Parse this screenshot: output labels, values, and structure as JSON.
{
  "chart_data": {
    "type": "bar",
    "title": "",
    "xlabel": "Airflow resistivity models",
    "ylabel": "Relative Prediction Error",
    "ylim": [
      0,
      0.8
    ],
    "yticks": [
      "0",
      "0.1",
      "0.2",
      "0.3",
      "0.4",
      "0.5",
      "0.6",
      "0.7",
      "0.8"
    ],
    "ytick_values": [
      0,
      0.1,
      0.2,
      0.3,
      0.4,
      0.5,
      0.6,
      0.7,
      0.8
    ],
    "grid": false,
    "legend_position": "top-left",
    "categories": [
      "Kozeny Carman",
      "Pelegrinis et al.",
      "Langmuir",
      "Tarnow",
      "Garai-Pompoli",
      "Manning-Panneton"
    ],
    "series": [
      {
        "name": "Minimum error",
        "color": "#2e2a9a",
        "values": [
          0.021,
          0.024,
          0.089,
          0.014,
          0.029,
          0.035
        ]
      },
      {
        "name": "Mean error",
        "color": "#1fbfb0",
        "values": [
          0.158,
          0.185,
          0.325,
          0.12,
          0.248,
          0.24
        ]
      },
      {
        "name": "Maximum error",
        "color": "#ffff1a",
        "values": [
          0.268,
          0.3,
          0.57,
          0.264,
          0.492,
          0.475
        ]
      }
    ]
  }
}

________________________

Copy out every line with the word "color".

Written answer:
        "color": "#2e2a9a",
        "color": "#1fbfb0",
        "color": "#ffff1a",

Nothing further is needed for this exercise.